:: Data extract

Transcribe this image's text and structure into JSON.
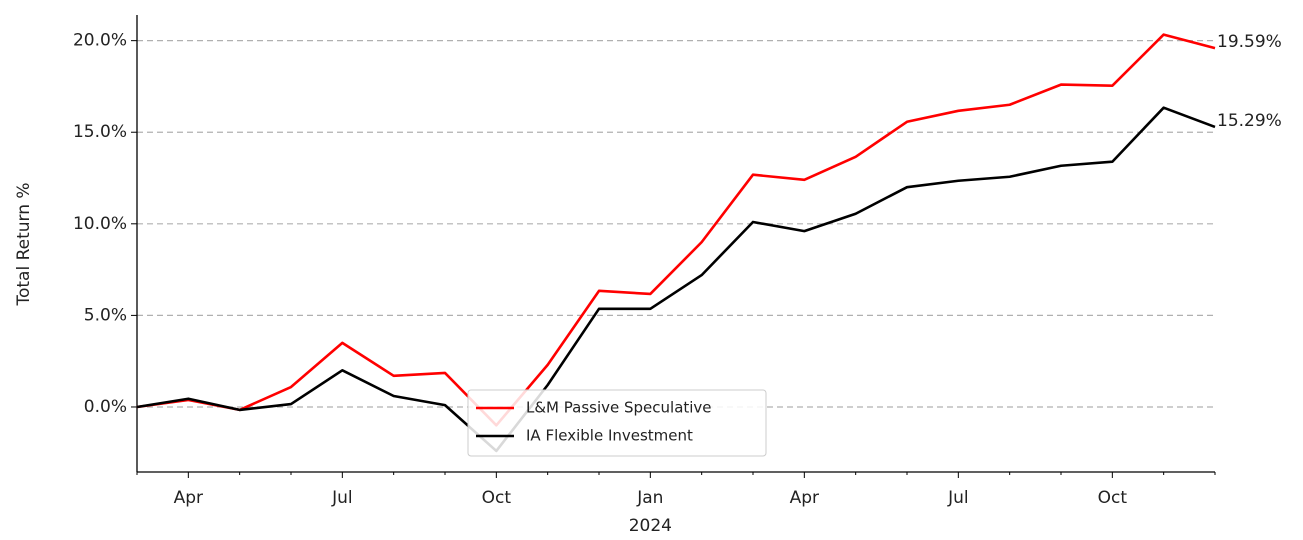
{
  "chart_data": {
    "type": "line",
    "y_label": "Total Return %",
    "categories": [
      null,
      "Apr",
      null,
      null,
      "Jul",
      null,
      null,
      "Oct",
      null,
      null,
      "Jan\n2024",
      null,
      null,
      "Apr",
      null,
      null,
      "Jul",
      null,
      null,
      "Oct",
      null,
      null
    ],
    "series": [
      {
        "name": "L&M Passive Speculative",
        "color": "#ff0000",
        "end_label": "19.59%",
        "values": [
          0,
          0.38,
          -0.16,
          1.09,
          3.5,
          1.7,
          1.86,
          -1.0,
          2.3,
          6.34,
          6.17,
          9.0,
          12.68,
          12.4,
          13.66,
          15.57,
          16.17,
          16.5,
          17.6,
          17.54,
          20.33,
          19.59
        ]
      },
      {
        "name": "IA Flexible Investment",
        "color": "#000000",
        "end_label": "15.29%",
        "values": [
          0,
          0.45,
          -0.16,
          0.16,
          2.0,
          0.6,
          0.1,
          -2.4,
          1.2,
          5.36,
          5.36,
          7.2,
          10.1,
          9.6,
          10.55,
          12.0,
          12.35,
          12.57,
          13.17,
          13.39,
          16.34,
          15.29
        ]
      }
    ],
    "ylim": [
      -3.55,
      21.4
    ],
    "yticks": [
      {
        "value": 0,
        "label": "0.0%"
      },
      {
        "value": 5,
        "label": "5.0%"
      },
      {
        "value": 10,
        "label": "10.0%"
      },
      {
        "value": 15,
        "label": "15.0%"
      },
      {
        "value": 20,
        "label": "20.0%"
      }
    ],
    "grid": true,
    "legend": "lower center"
  }
}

::::

(Task goal): Leaving all pictures aside, quote each record exactly.

(Output of the exercise):
Transcribe this image's text and structure into JSON.
{
  "chart_data": {
    "type": "line",
    "y_label": "Total Return %",
    "categories": [
      null,
      "Apr",
      null,
      null,
      "Jul",
      null,
      null,
      "Oct",
      null,
      null,
      "Jan\n2024",
      null,
      null,
      "Apr",
      null,
      null,
      "Jul",
      null,
      null,
      "Oct",
      null,
      null
    ],
    "series": [
      {
        "name": "L&M Passive Speculative",
        "color": "#ff0000",
        "end_label": "19.59%",
        "values": [
          0,
          0.38,
          -0.16,
          1.09,
          3.5,
          1.7,
          1.86,
          -1.0,
          2.3,
          6.34,
          6.17,
          9.0,
          12.68,
          12.4,
          13.66,
          15.57,
          16.17,
          16.5,
          17.6,
          17.54,
          20.33,
          19.59
        ]
      },
      {
        "name": "IA Flexible Investment",
        "color": "#000000",
        "end_label": "15.29%",
        "values": [
          0,
          0.45,
          -0.16,
          0.16,
          2.0,
          0.6,
          0.1,
          -2.4,
          1.2,
          5.36,
          5.36,
          7.2,
          10.1,
          9.6,
          10.55,
          12.0,
          12.35,
          12.57,
          13.17,
          13.39,
          16.34,
          15.29
        ]
      }
    ],
    "ylim": [
      -3.55,
      21.4
    ],
    "yticks": [
      {
        "value": 0,
        "label": "0.0%"
      },
      {
        "value": 5,
        "label": "5.0%"
      },
      {
        "value": 10,
        "label": "10.0%"
      },
      {
        "value": 15,
        "label": "15.0%"
      },
      {
        "value": 20,
        "label": "20.0%"
      }
    ],
    "grid": true,
    "legend": "lower center"
  }
}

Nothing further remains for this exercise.